Chart and figure data

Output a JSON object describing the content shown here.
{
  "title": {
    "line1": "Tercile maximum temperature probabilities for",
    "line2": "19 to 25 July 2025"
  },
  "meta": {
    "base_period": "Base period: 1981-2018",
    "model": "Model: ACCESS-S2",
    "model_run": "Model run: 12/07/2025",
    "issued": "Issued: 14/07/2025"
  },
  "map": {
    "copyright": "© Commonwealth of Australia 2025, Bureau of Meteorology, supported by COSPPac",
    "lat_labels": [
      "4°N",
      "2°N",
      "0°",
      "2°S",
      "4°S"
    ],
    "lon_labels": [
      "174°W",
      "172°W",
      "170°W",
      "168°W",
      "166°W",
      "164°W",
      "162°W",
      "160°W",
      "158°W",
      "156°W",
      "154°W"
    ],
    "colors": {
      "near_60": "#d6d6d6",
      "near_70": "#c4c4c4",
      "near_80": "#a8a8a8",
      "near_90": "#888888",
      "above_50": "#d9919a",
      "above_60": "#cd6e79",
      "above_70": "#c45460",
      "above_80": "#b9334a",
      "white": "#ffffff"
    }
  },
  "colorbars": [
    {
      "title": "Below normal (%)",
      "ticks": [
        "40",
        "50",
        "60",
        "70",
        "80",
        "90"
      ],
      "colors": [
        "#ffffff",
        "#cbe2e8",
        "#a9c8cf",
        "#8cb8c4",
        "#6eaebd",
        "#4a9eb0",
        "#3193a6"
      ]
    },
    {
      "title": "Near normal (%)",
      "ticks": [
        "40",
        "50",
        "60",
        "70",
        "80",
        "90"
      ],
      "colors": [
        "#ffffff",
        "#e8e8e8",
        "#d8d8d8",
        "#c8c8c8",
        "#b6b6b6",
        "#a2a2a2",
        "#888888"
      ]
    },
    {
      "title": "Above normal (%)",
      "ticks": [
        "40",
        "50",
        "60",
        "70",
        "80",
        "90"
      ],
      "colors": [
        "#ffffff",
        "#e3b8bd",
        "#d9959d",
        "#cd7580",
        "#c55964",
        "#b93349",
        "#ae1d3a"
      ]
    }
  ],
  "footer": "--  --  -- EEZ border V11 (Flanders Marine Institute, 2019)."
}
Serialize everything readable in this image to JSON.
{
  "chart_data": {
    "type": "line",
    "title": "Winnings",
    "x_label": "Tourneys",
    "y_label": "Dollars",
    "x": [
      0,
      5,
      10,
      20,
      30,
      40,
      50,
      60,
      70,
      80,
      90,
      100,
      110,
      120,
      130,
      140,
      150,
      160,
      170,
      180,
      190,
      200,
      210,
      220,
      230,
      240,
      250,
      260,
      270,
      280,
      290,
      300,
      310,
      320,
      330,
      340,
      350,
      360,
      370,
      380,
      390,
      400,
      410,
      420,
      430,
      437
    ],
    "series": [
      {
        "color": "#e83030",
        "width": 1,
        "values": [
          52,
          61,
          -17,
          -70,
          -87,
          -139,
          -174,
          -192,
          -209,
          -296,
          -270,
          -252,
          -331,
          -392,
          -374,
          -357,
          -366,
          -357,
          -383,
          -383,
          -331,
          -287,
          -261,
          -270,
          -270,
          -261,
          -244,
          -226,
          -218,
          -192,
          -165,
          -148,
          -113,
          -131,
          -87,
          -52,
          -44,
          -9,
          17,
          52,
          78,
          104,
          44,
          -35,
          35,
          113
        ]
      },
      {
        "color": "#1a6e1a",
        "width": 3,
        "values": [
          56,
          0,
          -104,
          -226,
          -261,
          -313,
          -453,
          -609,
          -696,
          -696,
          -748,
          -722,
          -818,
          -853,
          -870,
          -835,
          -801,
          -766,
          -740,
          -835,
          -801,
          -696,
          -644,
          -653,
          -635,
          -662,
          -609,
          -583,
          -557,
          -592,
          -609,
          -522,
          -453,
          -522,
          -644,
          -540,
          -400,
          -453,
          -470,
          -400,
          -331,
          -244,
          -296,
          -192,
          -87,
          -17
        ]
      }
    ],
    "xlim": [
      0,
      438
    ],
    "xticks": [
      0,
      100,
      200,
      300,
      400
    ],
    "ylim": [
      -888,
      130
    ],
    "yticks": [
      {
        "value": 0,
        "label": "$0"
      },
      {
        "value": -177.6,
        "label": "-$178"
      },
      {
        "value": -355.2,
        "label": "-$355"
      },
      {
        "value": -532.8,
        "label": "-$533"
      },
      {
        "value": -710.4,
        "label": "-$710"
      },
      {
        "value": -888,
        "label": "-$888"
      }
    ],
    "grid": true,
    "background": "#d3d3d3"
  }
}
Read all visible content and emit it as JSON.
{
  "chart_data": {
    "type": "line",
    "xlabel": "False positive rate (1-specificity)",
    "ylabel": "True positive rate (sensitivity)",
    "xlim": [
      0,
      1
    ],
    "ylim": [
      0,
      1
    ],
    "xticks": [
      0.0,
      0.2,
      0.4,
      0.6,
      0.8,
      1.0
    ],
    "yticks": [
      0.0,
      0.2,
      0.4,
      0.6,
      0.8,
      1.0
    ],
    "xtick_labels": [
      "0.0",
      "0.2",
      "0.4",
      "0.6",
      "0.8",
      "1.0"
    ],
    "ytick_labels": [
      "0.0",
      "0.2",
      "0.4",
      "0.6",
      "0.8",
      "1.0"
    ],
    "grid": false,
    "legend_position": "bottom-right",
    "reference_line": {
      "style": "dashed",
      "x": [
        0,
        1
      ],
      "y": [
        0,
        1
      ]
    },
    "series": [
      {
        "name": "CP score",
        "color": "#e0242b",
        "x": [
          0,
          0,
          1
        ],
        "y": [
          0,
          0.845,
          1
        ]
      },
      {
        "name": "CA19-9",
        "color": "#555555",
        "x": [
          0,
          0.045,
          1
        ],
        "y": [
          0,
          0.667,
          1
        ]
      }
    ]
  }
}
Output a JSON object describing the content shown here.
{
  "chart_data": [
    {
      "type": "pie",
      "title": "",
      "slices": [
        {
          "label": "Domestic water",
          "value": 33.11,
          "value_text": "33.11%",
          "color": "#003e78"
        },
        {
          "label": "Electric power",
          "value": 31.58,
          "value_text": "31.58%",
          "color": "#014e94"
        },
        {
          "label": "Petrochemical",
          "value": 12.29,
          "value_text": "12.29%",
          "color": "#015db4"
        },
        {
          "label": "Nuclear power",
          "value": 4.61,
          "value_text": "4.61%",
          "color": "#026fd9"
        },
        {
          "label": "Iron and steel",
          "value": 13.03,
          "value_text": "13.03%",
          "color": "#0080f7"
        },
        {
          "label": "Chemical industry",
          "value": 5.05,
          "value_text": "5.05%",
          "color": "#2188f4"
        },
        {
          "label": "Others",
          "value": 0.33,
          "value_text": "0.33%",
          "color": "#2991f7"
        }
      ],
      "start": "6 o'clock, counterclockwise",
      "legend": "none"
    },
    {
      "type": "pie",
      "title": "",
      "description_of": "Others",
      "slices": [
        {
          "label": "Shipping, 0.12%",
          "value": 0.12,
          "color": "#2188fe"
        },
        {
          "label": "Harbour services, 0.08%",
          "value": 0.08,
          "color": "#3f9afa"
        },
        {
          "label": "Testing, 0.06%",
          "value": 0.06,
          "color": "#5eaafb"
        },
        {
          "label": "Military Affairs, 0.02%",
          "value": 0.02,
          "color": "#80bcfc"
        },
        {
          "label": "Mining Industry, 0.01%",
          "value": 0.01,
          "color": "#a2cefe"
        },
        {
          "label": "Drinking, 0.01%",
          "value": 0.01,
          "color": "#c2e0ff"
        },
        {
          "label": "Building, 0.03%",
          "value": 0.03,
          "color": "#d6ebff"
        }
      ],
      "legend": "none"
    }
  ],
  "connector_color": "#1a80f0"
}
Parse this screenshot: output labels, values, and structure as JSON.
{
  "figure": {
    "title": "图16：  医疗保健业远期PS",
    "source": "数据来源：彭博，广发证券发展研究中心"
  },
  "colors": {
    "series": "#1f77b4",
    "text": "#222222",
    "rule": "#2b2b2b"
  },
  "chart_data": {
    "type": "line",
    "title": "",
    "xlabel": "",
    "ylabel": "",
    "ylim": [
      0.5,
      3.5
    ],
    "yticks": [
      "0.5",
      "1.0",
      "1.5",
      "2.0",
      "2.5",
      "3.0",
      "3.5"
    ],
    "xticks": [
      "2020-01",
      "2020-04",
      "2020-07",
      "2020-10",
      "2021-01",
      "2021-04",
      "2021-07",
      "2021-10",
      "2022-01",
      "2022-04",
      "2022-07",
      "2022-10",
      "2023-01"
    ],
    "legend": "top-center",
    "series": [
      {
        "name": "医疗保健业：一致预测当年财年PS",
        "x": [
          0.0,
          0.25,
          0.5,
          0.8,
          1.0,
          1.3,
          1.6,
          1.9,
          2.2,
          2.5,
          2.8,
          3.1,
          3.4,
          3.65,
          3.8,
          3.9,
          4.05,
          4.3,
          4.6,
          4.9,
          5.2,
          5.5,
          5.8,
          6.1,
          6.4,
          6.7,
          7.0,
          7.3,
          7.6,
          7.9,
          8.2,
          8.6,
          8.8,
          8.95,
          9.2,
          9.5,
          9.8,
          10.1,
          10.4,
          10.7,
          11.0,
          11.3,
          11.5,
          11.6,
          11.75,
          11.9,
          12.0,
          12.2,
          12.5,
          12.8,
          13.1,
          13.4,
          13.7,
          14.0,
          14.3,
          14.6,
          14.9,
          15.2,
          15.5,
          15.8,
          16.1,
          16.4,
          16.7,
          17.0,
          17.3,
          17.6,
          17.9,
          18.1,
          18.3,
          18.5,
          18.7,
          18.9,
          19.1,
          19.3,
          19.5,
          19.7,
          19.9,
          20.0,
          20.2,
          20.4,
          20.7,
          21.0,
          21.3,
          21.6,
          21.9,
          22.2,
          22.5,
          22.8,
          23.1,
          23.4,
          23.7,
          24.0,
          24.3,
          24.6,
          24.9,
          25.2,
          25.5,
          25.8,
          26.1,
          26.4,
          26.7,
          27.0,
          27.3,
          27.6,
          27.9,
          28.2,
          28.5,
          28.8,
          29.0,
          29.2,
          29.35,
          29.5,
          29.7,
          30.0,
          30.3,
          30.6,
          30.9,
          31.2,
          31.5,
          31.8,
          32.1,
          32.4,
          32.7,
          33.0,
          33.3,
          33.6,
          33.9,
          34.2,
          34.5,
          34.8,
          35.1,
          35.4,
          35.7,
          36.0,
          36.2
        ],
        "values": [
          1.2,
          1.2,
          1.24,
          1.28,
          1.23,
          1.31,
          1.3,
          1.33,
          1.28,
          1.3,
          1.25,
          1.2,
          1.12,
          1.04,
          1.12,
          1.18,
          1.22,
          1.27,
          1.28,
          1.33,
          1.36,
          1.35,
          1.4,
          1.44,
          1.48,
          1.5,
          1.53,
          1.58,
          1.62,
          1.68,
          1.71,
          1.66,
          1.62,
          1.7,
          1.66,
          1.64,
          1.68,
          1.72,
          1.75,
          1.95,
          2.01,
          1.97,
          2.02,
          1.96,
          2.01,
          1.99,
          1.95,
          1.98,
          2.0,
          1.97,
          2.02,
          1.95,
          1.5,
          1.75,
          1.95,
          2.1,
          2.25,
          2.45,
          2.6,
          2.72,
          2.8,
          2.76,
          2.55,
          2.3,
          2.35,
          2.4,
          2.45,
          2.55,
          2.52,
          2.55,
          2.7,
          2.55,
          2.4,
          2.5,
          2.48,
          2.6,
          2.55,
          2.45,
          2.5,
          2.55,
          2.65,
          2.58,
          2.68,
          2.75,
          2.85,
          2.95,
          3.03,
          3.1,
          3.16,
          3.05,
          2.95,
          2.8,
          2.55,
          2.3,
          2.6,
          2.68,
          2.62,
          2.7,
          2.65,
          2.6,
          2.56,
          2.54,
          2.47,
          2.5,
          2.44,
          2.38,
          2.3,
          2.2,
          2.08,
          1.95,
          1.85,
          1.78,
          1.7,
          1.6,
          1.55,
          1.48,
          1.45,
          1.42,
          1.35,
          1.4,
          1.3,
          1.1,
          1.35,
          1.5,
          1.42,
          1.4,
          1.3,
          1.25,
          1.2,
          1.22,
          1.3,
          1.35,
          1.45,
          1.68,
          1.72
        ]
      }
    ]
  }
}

GIVEN REQUEST: Your answer should be only the number of lines that hold the word "power".

RESPONSE TO THIS TASK: 2